[Records]
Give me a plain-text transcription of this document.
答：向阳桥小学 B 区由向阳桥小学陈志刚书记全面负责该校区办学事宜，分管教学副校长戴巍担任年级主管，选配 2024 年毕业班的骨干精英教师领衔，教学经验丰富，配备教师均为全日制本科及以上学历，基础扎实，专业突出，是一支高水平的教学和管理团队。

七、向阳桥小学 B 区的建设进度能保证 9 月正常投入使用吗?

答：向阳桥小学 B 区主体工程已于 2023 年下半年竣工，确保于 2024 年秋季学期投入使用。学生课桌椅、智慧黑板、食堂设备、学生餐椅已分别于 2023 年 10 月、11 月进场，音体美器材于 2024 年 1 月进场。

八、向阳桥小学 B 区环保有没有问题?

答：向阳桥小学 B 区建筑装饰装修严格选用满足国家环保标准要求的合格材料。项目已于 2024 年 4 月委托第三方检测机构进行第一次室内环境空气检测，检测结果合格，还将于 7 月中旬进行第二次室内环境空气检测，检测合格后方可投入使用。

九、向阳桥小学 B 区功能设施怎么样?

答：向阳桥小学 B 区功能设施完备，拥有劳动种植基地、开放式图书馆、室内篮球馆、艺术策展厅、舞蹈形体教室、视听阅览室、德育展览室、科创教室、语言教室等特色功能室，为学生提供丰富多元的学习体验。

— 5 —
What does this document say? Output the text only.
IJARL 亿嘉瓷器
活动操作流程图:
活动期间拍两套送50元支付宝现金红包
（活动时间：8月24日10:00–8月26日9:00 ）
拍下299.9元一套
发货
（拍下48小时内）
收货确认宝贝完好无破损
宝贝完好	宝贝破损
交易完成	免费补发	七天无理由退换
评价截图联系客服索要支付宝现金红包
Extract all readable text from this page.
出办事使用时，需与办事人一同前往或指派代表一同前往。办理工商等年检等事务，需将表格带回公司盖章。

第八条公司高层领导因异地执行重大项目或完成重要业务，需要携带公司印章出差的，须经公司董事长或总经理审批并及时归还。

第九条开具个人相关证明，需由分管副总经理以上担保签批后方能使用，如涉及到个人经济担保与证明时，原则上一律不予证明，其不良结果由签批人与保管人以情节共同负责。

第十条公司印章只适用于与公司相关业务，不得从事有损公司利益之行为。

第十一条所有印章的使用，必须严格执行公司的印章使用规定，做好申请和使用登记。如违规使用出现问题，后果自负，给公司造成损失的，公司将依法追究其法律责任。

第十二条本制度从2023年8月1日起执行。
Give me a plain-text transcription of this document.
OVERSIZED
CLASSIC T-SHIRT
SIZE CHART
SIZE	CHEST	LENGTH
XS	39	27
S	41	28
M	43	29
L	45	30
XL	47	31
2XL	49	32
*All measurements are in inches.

• EXERCISE AIM:
Write down all the entries again without a single difference.

• ANSWER TO THIS TASK:
Give me a plain-text transcription of this document.
答：向阳桥小学 B 区由向阳桥小学陈志刚书记全面负责该校区办学事宜，分管教学副校长戴巍担任年级主管，选配 2024 年毕业班的骨干精英教师领衔，教学经验丰富，配备教师均为全日制本科及以上学历，基础扎实，专业突出，是一支高水平的教学和管理团队。

七、向阳桥小学 B 区的建设进度能保证 9 月正常投入使用吗?

答：向阳桥小学 B 区主体工程已于 2023 年下半年竣工，确保于 2024 年秋季学期投入使用。学生课桌椅、智慧黑板、食堂设备、学生餐椅已分别于 2023 年 10 月、11 月进场，音体美器材于 2024 年 1 月进场。

八、向阳桥小学 B 区环保有没有问题?

答：向阳桥小学 B 区建筑装饰装修严格选用满足国家环保标准要求的合格材料。项目已于 2024 年 4 月委托第三方检测机构进行第一次室内环境空气检测，检测结果合格，还将于 7 月中旬进行第二次室内环境空气检测，检测合格后方可投入使用。

九、向阳桥小学 B 区功能设施怎么样?

答：向阳桥小学 B 区功能设施完备，拥有劳动种植基地、开放式图书馆、室内篮球馆、艺术策展厅、舞蹈形体教室、视听阅览室、德育展览室、科创教室、语言教室等特色功能室，为学生提供丰富多元的学习体验。

— 5 —
What does this document say? Output the text only.
IJARL 亿嘉瓷器
活动操作流程图:
活动期间拍两套送50元支付宝现金红包
（活动时间：8月24日10:00–8月26日9:00 ）
拍下299.9元一套
发货
（拍下48小时内）
收货确认宝贝完好无破损
宝贝完好	宝贝破损
交易完成	免费补发	七天无理由退换
评价截图联系客服索要支付宝现金红包
Extract all readable text from this page.
出办事使用时，需与办事人一同前往或指派代表一同前往。办理工商等年检等事务，需将表格带回公司盖章。

第八条公司高层领导因异地执行重大项目或完成重要业务，需要携带公司印章出差的，须经公司董事长或总经理审批并及时归还。

第九条开具个人相关证明，需由分管副总经理以上担保签批后方能使用，如涉及到个人经济担保与证明时，原则上一律不予证明，其不良结果由签批人与保管人以情节共同负责。

第十条公司印章只适用于与公司相关业务，不得从事有损公司利益之行为。

第十一条所有印章的使用，必须严格执行公司的印章使用规定，做好申请和使用登记。如违规使用出现问题，后果自负，给公司造成损失的，公司将依法追究其法律责任。

第十二条本制度从2023年8月1日起执行。
Give me a plain-text transcription of this document.
OVERSIZED
CLASSIC T-SHIRT
SIZE CHART
SIZE	CHEST	LENGTH
XS	39	27
S	41	28
M	43	29
L	45	30
XL	47	31
2XL	49	32
*All measurements are in inches.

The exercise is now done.